## Exercise objective
Copy each line that has the string "false" somewhere in it.

## Data provided
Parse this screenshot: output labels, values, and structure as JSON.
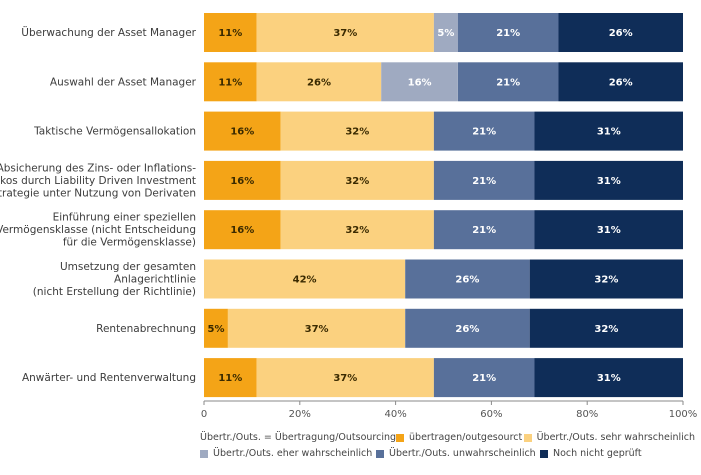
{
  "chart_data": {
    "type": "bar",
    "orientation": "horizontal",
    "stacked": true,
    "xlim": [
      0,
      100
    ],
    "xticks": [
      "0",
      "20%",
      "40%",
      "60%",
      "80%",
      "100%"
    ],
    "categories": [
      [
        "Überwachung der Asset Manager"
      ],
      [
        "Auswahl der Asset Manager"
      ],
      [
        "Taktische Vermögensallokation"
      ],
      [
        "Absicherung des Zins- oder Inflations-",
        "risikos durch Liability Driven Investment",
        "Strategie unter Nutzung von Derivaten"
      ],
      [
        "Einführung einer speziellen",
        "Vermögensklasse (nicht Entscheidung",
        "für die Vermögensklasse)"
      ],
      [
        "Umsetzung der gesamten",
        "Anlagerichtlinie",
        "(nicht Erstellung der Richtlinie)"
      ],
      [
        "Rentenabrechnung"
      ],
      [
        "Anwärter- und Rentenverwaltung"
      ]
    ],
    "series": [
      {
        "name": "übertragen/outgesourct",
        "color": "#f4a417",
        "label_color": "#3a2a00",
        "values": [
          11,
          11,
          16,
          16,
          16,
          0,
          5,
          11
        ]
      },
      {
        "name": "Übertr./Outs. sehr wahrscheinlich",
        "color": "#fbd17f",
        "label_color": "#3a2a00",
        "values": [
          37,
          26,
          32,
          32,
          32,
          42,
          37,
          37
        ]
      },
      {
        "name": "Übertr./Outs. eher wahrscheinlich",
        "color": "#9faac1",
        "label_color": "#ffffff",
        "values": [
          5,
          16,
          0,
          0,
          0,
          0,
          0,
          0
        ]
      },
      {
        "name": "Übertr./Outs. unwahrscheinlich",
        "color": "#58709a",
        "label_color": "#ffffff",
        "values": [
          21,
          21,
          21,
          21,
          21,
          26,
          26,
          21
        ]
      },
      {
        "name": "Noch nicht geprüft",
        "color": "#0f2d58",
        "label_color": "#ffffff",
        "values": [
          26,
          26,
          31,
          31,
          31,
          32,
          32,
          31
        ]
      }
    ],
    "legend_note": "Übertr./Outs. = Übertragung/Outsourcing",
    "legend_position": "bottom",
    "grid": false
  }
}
...
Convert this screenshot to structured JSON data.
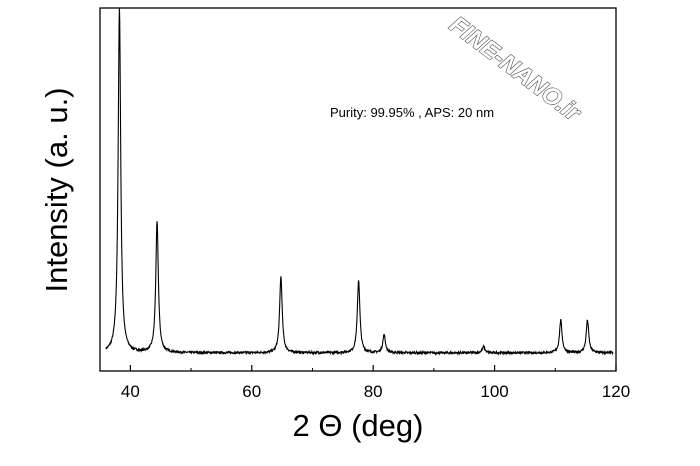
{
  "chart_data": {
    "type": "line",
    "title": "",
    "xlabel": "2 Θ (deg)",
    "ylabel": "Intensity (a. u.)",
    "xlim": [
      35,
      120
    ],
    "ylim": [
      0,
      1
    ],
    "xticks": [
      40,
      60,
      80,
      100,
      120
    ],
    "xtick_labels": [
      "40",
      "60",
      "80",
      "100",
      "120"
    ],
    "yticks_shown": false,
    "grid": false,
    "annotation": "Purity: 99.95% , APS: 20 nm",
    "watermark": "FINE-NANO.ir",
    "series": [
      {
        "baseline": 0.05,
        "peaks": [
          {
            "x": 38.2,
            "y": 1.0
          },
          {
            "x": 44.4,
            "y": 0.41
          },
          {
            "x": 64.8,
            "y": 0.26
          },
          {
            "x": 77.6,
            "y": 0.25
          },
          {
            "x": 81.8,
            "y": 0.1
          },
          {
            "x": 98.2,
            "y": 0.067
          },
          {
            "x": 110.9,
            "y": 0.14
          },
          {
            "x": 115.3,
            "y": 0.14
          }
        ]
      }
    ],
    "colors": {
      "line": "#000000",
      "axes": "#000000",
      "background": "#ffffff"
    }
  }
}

## Final result
    "grid": false
    "yticks_shown": false,
    "grid": false,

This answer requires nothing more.